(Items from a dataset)

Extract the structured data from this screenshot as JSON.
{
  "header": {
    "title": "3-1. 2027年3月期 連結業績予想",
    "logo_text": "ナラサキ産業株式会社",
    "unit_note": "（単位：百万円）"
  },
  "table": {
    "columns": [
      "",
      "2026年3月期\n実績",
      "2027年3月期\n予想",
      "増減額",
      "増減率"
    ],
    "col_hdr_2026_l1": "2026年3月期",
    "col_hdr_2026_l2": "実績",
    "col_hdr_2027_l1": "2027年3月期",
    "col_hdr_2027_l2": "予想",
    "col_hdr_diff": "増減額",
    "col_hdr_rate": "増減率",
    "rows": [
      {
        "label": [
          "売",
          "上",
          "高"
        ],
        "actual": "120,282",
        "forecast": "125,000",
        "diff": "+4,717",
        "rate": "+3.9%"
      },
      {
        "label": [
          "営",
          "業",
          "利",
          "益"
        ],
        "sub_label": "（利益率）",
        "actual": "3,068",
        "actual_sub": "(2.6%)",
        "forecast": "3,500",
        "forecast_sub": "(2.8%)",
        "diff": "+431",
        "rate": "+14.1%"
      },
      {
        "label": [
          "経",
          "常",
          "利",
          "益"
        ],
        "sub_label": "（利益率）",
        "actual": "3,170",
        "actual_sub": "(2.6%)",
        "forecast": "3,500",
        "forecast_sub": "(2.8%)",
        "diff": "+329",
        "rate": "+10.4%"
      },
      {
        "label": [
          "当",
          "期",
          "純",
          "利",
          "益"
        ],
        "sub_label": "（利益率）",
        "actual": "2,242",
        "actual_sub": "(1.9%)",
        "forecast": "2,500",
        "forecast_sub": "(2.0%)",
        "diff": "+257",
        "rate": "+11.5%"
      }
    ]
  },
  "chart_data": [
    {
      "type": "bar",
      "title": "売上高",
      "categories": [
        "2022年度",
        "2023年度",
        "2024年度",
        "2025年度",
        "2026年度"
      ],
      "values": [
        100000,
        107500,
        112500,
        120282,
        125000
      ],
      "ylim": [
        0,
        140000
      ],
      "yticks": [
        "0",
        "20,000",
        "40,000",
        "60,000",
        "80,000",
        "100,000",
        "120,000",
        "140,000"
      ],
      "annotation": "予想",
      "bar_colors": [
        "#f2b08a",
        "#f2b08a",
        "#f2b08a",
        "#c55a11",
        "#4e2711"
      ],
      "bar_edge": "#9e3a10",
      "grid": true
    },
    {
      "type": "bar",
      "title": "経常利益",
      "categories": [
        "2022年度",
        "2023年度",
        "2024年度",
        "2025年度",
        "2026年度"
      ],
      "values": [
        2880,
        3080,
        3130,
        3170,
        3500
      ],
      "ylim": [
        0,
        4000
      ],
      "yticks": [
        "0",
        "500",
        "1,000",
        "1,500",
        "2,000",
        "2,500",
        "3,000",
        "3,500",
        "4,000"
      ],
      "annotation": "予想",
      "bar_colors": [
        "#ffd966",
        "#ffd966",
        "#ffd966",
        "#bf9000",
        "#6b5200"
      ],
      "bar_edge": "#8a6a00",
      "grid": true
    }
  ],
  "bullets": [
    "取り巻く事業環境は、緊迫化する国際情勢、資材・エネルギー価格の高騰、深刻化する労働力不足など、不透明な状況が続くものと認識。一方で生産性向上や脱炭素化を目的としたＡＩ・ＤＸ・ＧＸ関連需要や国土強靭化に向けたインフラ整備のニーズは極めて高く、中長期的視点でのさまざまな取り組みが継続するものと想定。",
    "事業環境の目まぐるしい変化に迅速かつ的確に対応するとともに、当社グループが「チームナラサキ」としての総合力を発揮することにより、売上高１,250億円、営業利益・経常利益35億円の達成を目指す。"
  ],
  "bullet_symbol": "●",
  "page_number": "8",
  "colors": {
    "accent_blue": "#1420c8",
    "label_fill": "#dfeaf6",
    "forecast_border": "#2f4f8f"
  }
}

TASK INSTRUCTIONS
Restate every entry word for word.

FINAL ANSWER
Extract the structured data from this screenshot as JSON.
{
  "header": {
    "title": "3-1. 2027年3月期 連結業績予想",
    "logo_text": "ナラサキ産業株式会社",
    "unit_note": "（単位：百万円）"
  },
  "table": {
    "columns": [
      "",
      "2026年3月期\n実績",
      "2027年3月期\n予想",
      "増減額",
      "増減率"
    ],
    "col_hdr_2026_l1": "2026年3月期",
    "col_hdr_2026_l2": "実績",
    "col_hdr_2027_l1": "2027年3月期",
    "col_hdr_2027_l2": "予想",
    "col_hdr_diff": "増減額",
    "col_hdr_rate": "増減率",
    "rows": [
      {
        "label": [
          "売",
          "上",
          "高"
        ],
        "actual": "120,282",
        "forecast": "125,000",
        "diff": "+4,717",
        "rate": "+3.9%"
      },
      {
        "label": [
          "営",
          "業",
          "利",
          "益"
        ],
        "sub_label": "（利益率）",
        "actual": "3,068",
        "actual_sub": "(2.6%)",
        "forecast": "3,500",
        "forecast_sub": "(2.8%)",
        "diff": "+431",
        "rate": "+14.1%"
      },
      {
        "label": [
          "経",
          "常",
          "利",
          "益"
        ],
        "sub_label": "（利益率）",
        "actual": "3,170",
        "actual_sub": "(2.6%)",
        "forecast": "3,500",
        "forecast_sub": "(2.8%)",
        "diff": "+329",
        "rate": "+10.4%"
      },
      {
        "label": [
          "当",
          "期",
          "純",
          "利",
          "益"
        ],
        "sub_label": "（利益率）",
        "actual": "2,242",
        "actual_sub": "(1.9%)",
        "forecast": "2,500",
        "forecast_sub": "(2.0%)",
        "diff": "+257",
        "rate": "+11.5%"
      }
    ]
  },
  "chart_data": [
    {
      "type": "bar",
      "title": "売上高",
      "categories": [
        "2022年度",
        "2023年度",
        "2024年度",
        "2025年度",
        "2026年度"
      ],
      "values": [
        100000,
        107500,
        112500,
        120282,
        125000
      ],
      "ylim": [
        0,
        140000
      ],
      "yticks": [
        "0",
        "20,000",
        "40,000",
        "60,000",
        "80,000",
        "100,000",
        "120,000",
        "140,000"
      ],
      "annotation": "予想",
      "bar_colors": [
        "#f2b08a",
        "#f2b08a",
        "#f2b08a",
        "#c55a11",
        "#4e2711"
      ],
      "bar_edge": "#9e3a10",
      "grid": true
    },
    {
      "type": "bar",
      "title": "経常利益",
      "categories": [
        "2022年度",
        "2023年度",
        "2024年度",
        "2025年度",
        "2026年度"
      ],
      "values": [
        2880,
        3080,
        3130,
        3170,
        3500
      ],
      "ylim": [
        0,
        4000
      ],
      "yticks": [
        "0",
        "500",
        "1,000",
        "1,500",
        "2,000",
        "2,500",
        "3,000",
        "3,500",
        "4,000"
      ],
      "annotation": "予想",
      "bar_colors": [
        "#ffd966",
        "#ffd966",
        "#ffd966",
        "#bf9000",
        "#6b5200"
      ],
      "bar_edge": "#8a6a00",
      "grid": true
    }
  ],
  "bullets": [
    "取り巻く事業環境は、緊迫化する国際情勢、資材・エネルギー価格の高騰、深刻化する労働力不足など、不透明な状況が続くものと認識。一方で生産性向上や脱炭素化を目的としたＡＩ・ＤＸ・ＧＸ関連需要や国土強靭化に向けたインフラ整備のニーズは極めて高く、中長期的視点でのさまざまな取り組みが継続するものと想定。",
    "事業環境の目まぐるしい変化に迅速かつ的確に対応するとともに、当社グループが「チームナラサキ」としての総合力を発揮することにより、売上高１,250億円、営業利益・経常利益35億円の達成を目指す。"
  ],
  "bullet_symbol": "●",
  "page_number": "8",
  "colors": {
    "accent_blue": "#1420c8",
    "label_fill": "#dfeaf6",
    "forecast_border": "#2f4f8f"
  }
}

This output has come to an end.